You are viewing a plain text version of this content. The canonical link for it is here.
Posted to commits@spark.apache.org by li...@apache.org on 2018/03/02 18:38:54 UTC

spark git commit: [SPARK-23518][SQL] Avoid metastore access when the users only want to read and write data frames

Repository: spark
Updated Branches:
  refs/heads/master 0b6ceadeb -> 3a4d15e5d


[SPARK-23518][SQL] Avoid metastore access when the users only want to read and write data frames

## What changes were proposed in this pull request?

https://github.com/apache/spark/pull/18944 added one patch, which allowed a spark session to be created when the hive metastore server is down. However, it did not allow running any commands with the spark session. This brings troubles to the user who only wants to read / write data frames without metastore setup.

## How was this patch tested?

Added some unit tests to read and write data frames based on the original HiveMetastoreLazyInitializationSuite.

Please review http://spark.apache.org/contributing.html before opening a pull request.

Author: Feng Liu <fe...@databricks.com>

Closes #20681 from liufengdb/completely-lazy.

- - - - - - -

» **Problems to solve**
1. In the commit message, list every identifier that refers to a tracker issue or a pull request.
2. According to the commit message, what did the patch from pull request 18944 allow?

- - - - - - -

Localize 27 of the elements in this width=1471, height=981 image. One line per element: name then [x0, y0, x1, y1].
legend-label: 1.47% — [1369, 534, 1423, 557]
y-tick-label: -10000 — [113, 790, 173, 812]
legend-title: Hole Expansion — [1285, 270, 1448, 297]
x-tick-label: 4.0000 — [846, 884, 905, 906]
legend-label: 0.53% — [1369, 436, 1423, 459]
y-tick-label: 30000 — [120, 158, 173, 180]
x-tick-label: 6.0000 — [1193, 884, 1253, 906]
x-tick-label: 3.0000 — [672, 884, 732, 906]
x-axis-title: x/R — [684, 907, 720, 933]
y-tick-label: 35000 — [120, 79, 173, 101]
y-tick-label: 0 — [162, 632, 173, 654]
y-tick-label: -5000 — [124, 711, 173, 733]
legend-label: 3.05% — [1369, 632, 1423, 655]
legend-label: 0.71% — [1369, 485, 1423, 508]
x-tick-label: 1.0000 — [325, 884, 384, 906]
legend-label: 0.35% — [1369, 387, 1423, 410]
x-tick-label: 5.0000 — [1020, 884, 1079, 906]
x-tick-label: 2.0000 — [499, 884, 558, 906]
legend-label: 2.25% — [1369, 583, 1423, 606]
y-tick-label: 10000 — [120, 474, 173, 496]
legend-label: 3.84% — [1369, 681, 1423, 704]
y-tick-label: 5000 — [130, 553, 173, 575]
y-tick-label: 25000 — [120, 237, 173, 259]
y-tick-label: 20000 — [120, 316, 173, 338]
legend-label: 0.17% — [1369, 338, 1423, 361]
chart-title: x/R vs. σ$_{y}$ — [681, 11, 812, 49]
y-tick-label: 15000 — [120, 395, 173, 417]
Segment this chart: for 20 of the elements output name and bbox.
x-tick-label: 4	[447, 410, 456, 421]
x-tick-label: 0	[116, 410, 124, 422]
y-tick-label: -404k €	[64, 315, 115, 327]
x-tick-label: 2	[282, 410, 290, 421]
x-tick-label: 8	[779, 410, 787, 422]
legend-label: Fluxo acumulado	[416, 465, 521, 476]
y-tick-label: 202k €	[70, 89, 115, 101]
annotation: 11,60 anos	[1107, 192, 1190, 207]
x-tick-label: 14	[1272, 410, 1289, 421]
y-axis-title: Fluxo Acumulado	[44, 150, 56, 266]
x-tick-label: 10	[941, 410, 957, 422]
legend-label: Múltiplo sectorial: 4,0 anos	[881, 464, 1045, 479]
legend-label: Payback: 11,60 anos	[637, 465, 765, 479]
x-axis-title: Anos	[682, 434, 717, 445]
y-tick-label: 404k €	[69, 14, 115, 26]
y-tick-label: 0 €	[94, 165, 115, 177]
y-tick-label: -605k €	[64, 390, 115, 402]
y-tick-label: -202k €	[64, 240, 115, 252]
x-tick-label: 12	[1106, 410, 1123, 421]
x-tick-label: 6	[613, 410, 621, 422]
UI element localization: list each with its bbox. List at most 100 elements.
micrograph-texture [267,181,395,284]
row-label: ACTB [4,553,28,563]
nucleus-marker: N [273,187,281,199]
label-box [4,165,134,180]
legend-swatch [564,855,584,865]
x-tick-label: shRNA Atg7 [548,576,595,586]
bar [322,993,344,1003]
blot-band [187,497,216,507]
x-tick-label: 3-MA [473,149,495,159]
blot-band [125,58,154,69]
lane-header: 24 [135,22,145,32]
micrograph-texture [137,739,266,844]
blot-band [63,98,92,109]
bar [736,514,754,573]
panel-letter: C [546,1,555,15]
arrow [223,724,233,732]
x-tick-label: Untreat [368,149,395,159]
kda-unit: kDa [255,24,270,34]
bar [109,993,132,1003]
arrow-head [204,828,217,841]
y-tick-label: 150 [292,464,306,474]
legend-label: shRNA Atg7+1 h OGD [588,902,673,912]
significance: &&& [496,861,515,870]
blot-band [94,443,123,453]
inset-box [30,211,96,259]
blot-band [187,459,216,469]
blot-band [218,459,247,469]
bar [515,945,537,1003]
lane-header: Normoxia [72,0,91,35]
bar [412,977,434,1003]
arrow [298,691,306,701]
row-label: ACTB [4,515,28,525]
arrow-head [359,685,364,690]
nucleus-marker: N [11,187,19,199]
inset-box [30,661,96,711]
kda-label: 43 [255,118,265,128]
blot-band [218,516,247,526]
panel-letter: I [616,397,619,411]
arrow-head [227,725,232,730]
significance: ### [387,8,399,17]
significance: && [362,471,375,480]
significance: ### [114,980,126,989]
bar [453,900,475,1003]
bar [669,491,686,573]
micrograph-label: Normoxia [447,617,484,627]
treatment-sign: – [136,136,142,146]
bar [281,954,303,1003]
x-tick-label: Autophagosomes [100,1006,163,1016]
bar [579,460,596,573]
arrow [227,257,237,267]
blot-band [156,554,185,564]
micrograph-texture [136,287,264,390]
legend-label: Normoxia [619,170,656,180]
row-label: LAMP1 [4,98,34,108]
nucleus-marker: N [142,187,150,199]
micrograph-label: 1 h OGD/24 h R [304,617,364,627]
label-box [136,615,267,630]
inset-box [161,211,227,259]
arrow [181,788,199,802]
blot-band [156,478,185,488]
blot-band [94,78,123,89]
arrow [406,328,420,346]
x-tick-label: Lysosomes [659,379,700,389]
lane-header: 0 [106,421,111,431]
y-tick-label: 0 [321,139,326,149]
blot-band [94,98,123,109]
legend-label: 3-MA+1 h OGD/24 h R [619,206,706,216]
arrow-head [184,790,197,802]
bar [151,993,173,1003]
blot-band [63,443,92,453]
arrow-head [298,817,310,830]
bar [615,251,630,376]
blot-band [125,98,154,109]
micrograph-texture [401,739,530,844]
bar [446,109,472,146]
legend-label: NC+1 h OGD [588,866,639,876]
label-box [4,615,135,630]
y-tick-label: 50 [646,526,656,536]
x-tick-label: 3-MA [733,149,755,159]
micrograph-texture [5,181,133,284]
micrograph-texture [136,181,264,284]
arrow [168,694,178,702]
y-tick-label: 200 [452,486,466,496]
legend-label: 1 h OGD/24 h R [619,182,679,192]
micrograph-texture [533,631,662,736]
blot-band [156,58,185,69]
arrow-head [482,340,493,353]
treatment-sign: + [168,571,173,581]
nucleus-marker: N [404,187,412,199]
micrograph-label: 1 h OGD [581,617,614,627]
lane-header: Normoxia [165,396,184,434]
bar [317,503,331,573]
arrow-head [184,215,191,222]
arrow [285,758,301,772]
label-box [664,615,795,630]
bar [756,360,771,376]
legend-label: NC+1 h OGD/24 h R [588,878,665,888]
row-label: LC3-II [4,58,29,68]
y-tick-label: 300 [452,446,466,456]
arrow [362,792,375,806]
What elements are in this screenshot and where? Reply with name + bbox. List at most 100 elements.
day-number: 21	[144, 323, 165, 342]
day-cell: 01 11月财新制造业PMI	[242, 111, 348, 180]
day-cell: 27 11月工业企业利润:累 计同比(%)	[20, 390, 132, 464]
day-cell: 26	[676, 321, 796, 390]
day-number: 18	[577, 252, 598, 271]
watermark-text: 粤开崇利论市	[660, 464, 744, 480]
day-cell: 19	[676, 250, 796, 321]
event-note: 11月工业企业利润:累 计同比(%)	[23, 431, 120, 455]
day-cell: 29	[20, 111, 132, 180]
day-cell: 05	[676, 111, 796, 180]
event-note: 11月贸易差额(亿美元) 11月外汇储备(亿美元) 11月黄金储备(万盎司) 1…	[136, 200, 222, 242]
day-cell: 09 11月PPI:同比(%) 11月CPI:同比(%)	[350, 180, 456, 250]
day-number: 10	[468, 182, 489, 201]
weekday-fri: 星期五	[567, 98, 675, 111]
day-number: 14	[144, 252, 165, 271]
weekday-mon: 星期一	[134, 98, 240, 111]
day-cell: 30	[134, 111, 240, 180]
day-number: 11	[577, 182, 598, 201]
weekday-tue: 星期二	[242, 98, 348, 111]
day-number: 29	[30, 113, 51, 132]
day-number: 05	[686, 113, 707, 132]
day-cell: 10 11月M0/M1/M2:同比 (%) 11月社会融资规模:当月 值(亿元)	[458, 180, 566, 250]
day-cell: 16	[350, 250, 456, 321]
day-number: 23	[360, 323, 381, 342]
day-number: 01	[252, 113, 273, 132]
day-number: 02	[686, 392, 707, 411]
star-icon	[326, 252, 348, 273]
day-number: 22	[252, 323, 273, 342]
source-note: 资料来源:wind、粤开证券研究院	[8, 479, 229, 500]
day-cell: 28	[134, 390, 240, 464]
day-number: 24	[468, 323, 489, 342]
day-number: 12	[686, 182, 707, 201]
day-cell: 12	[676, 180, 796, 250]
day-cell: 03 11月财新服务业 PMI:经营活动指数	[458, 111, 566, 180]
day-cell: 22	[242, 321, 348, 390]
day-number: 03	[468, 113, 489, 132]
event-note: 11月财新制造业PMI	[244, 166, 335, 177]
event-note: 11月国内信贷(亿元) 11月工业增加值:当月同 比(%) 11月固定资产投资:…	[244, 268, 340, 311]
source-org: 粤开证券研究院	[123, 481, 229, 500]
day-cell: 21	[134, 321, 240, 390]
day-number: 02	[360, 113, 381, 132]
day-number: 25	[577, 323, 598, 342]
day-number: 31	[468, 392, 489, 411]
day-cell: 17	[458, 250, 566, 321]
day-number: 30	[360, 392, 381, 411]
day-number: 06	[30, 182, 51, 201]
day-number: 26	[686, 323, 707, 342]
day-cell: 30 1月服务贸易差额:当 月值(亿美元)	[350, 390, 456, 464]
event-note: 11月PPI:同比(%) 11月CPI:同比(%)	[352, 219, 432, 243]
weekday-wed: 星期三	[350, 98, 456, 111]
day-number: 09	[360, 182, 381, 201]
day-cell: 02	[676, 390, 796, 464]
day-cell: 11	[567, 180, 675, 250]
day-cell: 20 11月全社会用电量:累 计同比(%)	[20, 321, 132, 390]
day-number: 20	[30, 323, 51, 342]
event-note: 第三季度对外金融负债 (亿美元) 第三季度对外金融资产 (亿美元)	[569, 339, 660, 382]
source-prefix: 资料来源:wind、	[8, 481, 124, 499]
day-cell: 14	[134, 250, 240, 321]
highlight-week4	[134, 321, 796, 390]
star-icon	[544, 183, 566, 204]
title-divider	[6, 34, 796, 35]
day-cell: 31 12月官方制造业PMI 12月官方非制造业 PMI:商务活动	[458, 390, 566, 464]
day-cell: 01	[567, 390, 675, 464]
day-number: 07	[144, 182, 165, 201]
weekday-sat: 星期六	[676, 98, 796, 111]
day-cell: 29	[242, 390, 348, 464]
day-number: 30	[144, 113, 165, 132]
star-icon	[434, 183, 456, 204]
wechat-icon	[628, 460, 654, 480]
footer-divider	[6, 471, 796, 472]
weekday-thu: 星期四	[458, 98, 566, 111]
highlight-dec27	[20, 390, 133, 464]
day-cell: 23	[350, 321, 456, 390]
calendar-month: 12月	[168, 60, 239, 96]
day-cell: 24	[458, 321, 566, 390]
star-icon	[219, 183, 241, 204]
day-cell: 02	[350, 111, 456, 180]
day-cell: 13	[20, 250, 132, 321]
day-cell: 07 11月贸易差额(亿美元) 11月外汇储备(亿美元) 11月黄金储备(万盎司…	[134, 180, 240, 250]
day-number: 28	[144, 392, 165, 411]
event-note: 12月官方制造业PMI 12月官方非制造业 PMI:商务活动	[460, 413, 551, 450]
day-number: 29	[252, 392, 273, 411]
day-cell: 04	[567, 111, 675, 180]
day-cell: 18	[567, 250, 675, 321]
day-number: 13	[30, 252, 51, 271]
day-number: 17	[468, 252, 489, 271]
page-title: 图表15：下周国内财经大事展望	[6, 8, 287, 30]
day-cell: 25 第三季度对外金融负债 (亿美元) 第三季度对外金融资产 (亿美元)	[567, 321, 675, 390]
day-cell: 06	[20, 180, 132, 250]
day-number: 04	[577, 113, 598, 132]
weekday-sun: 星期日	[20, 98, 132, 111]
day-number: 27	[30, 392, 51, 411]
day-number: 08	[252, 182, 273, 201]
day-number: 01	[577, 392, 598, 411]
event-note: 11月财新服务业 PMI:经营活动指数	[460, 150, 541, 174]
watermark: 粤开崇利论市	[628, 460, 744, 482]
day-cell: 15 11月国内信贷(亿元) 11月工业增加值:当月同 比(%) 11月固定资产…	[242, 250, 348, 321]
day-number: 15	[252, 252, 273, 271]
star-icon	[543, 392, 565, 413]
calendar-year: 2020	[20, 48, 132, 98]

- - - - - - -

» **Results for each task**
1. SPARK-23518, pull request 18944, #20681

2. It allowed a Spark session to be created when the Hive metastore server is down.